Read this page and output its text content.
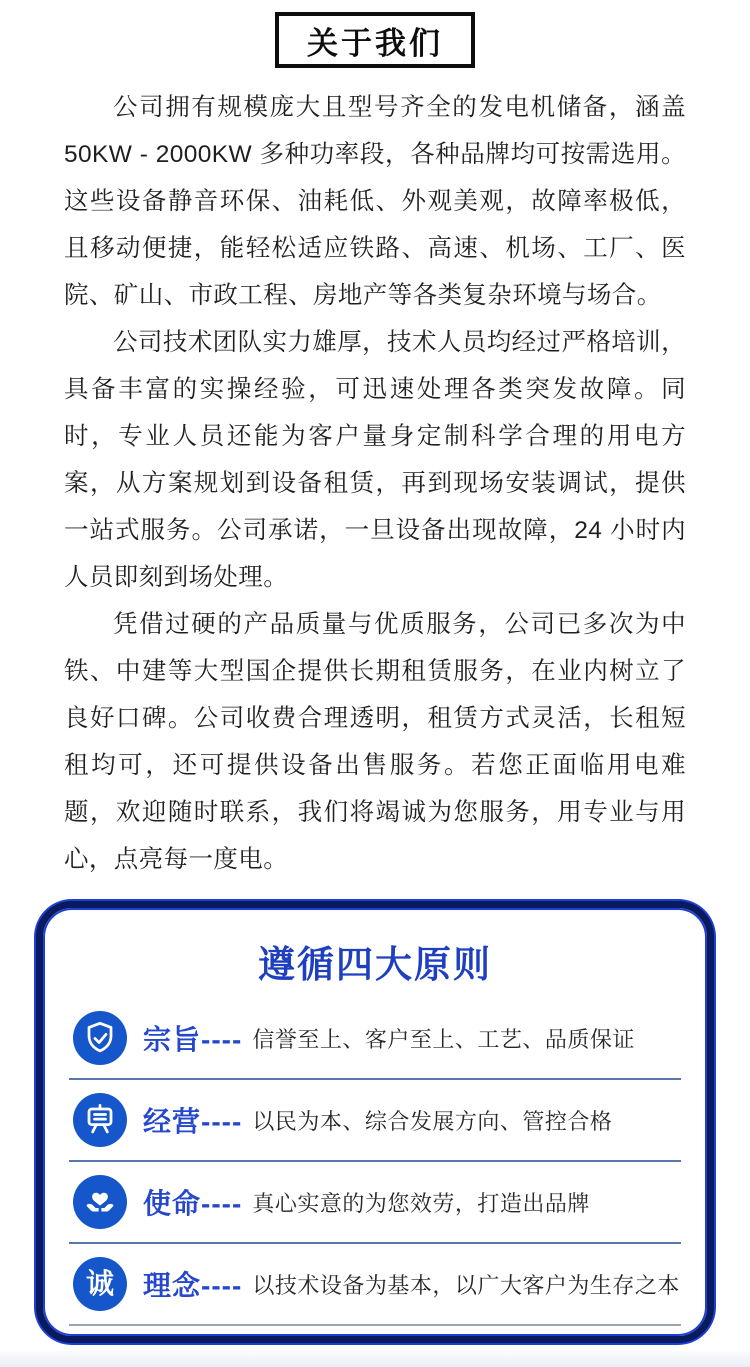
关于我们

公司拥有规模庞大且型号齐全的发电机储备，涵盖50KW - 2000KW 多种功率段，各种品牌均可按需选用。这些设备静音环保、油耗低、外观美观，故障率极低，且移动便捷，能轻松适应铁路、高速、机场、工厂、医院、矿山、市政工程、房地产等各类复杂环境与场合。

公司技术团队实力雄厚，技术人员均经过严格培训，具备丰富的实操经验，可迅速处理各类突发故障。同时，专业人员还能为客户量身定制科学合理的用电方案，从方案规划到设备租赁，再到现场安装调试，提供一站式服务。公司承诺，一旦设备出现故障，24 小时内人员即刻到场处理。

凭借过硬的产品质量与优质服务，公司已多次为中铁、中建等大型国企提供长期租赁服务，在业内树立了良好口碑。公司收费合理透明，租赁方式灵活，长租短租均可，还可提供设备出售服务。若您正面临用电难题，欢迎随时联系，我们将竭诚为您服务，用专业与用心，点亮每一度电。

遵循四大原则
宗旨---- 信誉至上、客户至上、工艺、品质保证
经营---- 以民为本、综合发展方向、管控合格
使命---- 真心实意的为您效劳，打造出品牌
诚 理念---- 以技术设备为基本，以广大客户为生存之本
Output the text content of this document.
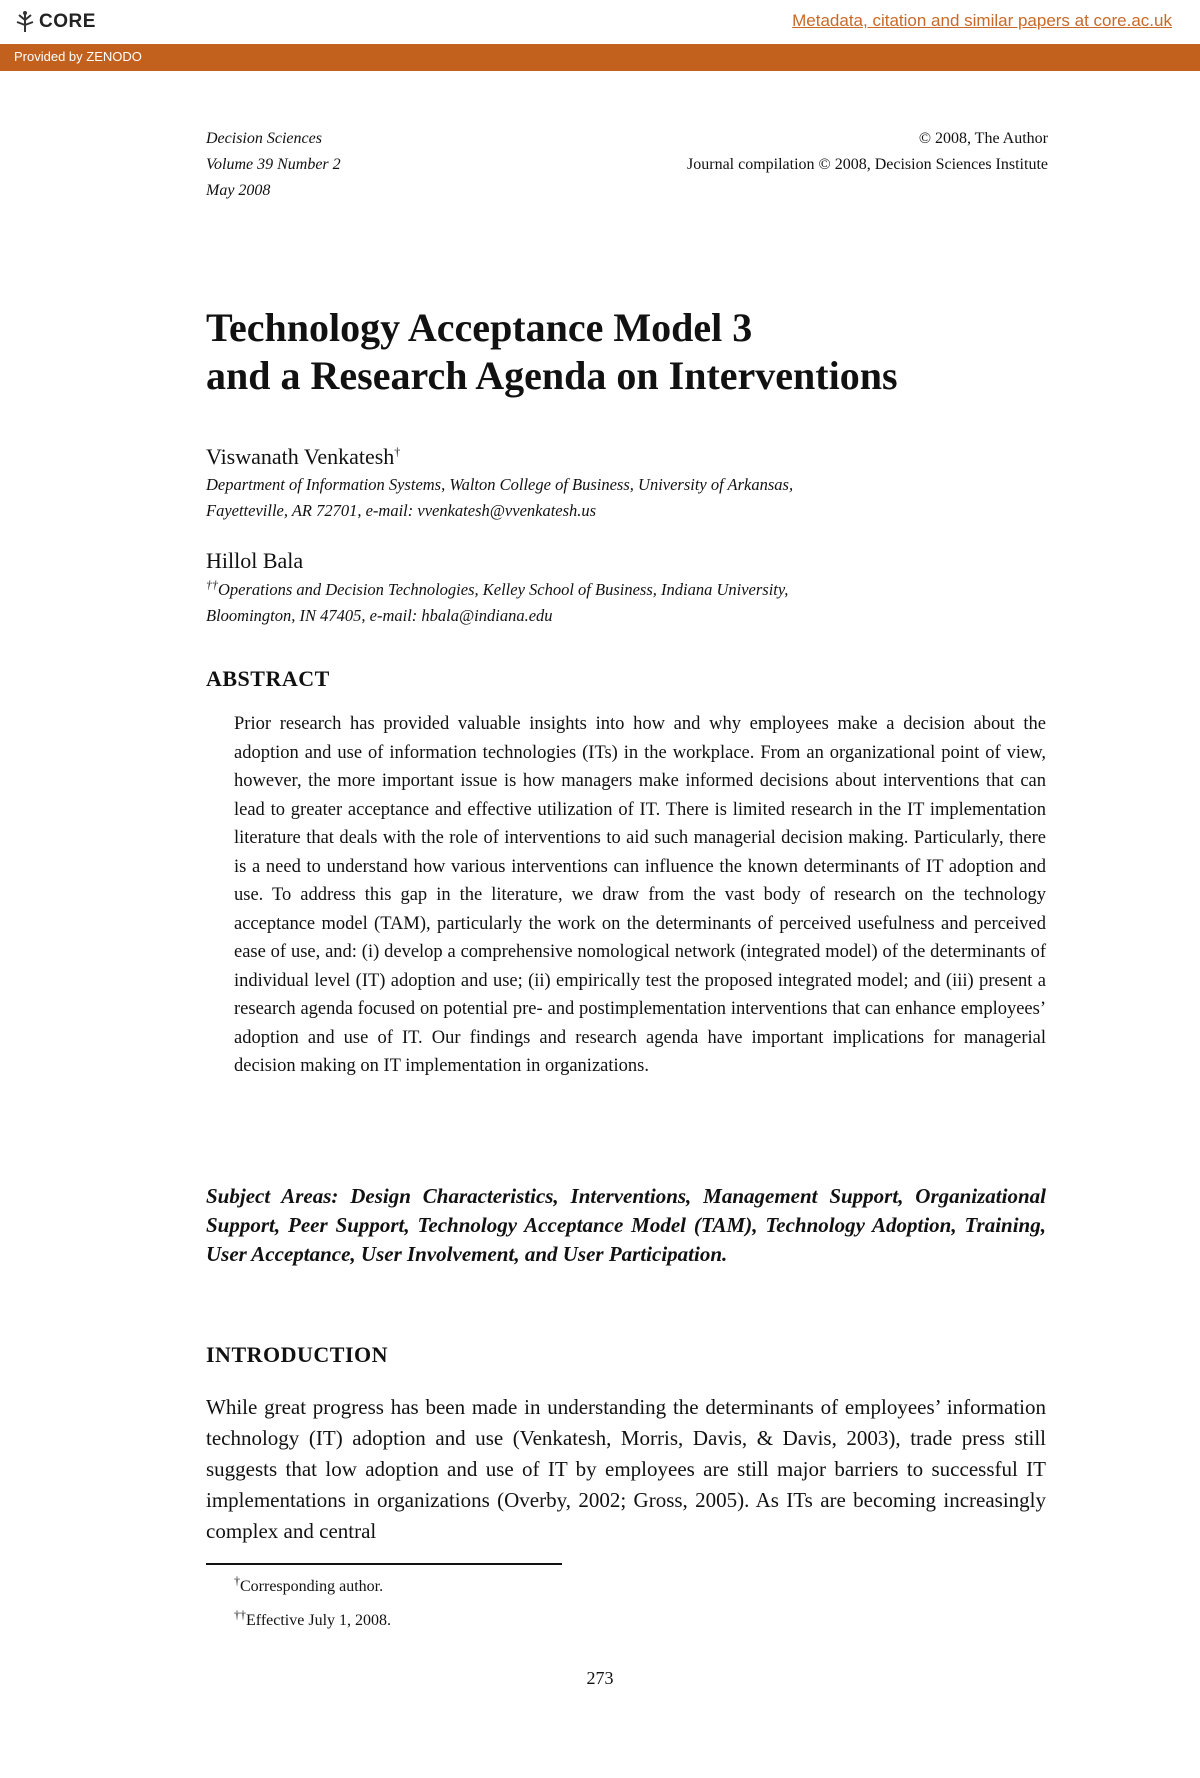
CORE	Metadata, citation and similar papers at core.ac.uk
Provided by ZENODO
Decision Sciences
Volume 39 Number 2
May 2008
© 2008, The Author
Journal compilation © 2008, Decision Sciences Institute
Technology Acceptance Model 3
and a Research Agenda on Interventions
Viswanath Venkatesh†
Department of Information Systems, Walton College of Business, University of Arkansas,
Fayetteville, AR 72701, e-mail: vvenkatesh@vvenkatesh.us
Hillol Bala
††Operations and Decision Technologies, Kelley School of Business, Indiana University,
Bloomington, IN 47405, e-mail: hbala@indiana.edu
ABSTRACT

Prior research has provided valuable insights into how and why employees make a decision about the adoption and use of information technologies (ITs) in the workplace. From an organizational point of view, however, the more important issue is how managers make informed decisions about interventions that can lead to greater acceptance and effective utilization of IT. There is limited research in the IT implementation literature that deals with the role of interventions to aid such managerial decision making. Particularly, there is a need to understand how various interventions can influence the known determinants of IT adoption and use. To address this gap in the literature, we draw from the vast body of research on the technology acceptance model (TAM), particularly the work on the determinants of perceived usefulness and perceived ease of use, and: (i) develop a comprehensive nomological network (integrated model) of the determinants of individual level (IT) adoption and use; (ii) empirically test the proposed integrated model; and (iii) present a research agenda focused on potential pre- and postimplementation interventions that can enhance employees’ adoption and use of IT. Our findings and research agenda have important implications for managerial decision making on IT implementation in organizations.

Subject Areas: Design Characteristics, Interventions, Management Support, Organizational Support, Peer Support, Technology Acceptance Model (TAM), Technology Adoption, Training, User Acceptance, User Involvement, and User Participation.

INTRODUCTION

While great progress has been made in understanding the determinants of employees’ information technology (IT) adoption and use (Venkatesh, Morris, Davis, & Davis, 2003), trade press still suggests that low adoption and use of IT by employees are still major barriers to successful IT implementations in organizations (Overby, 2002; Gross, 2005). As ITs are becoming increasingly complex and central

†Corresponding author.
††Effective July 1, 2008.
273
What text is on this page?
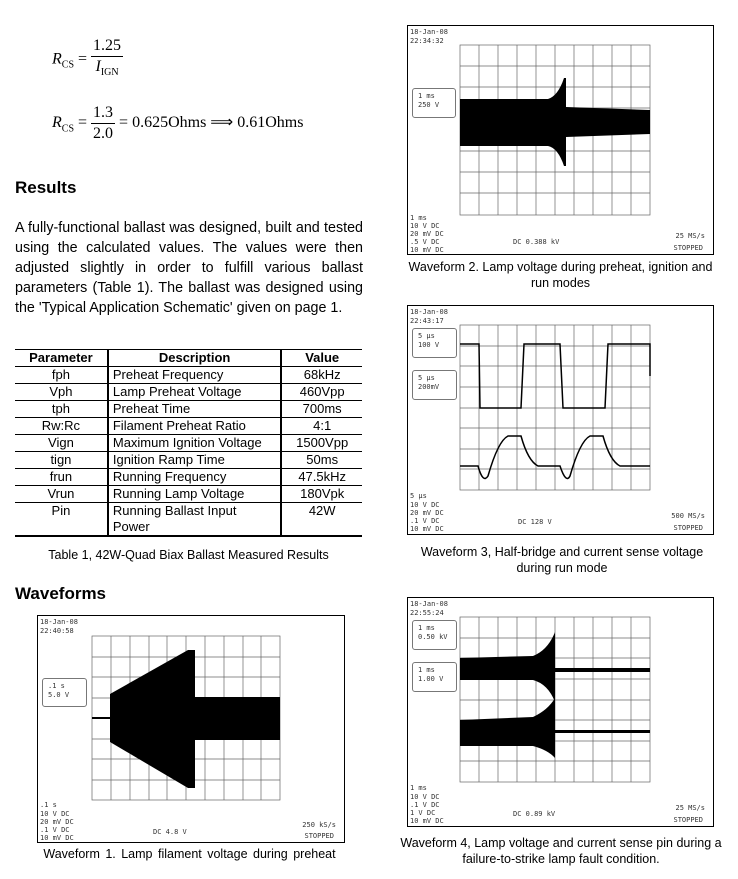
$R_{CS} = \frac{1.25}{I_{IGN}}$
$R_{CS} = \frac{1.3}{2.0}$ = 0.625Ohms ⟹ 0.61Ohms
Results
A fully-functional ballast was designed, built and tested using the calculated values. The values were then adjusted slightly in order to fulfill various ballast parameters (Table 1). The ballast was designed using the 'Typical Application Schematic' given on page 1.
Parameter	Description	Value
fph	Preheat Frequency	68kHz
Vph	Lamp Preheat Voltage	460Vpp
tph	Preheat Time	700ms
Rw:Rc	Filament Preheat Ratio	4:1
Vign	Maximum Ignition Voltage	1500Vpp
tign	Ignition Ramp Time	50ms
frun	Running Frequency	47.5kHz
Vrun	Running Lamp Voltage	180Vpk
Pin	Running Ballast Input Power	42W
Table 1, 42W-Quad Biax Ballast Measured Results
Waveforms
18-Jan-08
22:40:58
.1 s
5.0 V
.1 s
10 V DC
20 mV DC
.1 V DC
10 mV DC
DC 4.8 V
250 kS/s
STOPPED
Waveform 1. Lamp filament voltage during preheat
18-Jan-08
22:34:32
1 ms
250 V
1 ms
10 V DC
20 mV DC
.5 V DC
10 mV DC
DC 0.388 kV
25 MS/s
STOPPED
Waveform 2. Lamp voltage during preheat, ignition and run modes
18-Jan-08
22:43:17
5 µs
100 V
5 µs
200mV
5 µs
10 V DC
20 mV DC
.1 V DC
10 mV DC
DC 128 V
500 MS/s
STOPPED
Waveform 3, Half-bridge and current sense voltage during run mode
18-Jan-08
22:55:24
1 ms
0.50 kV
1 ms
1.00 V
1 ms
10 V DC
.1 V DC
1 V DC
10 mV DC
DC 0.89 kV
25 MS/s
STOPPED
Waveform 4, Lamp voltage and current sense pin during a failure-to-strike lamp fault condition.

-=-=-

**Your objective:** Find how many lines of the listing include the string "Running" and give that number, nothing else.

**The solution:** 3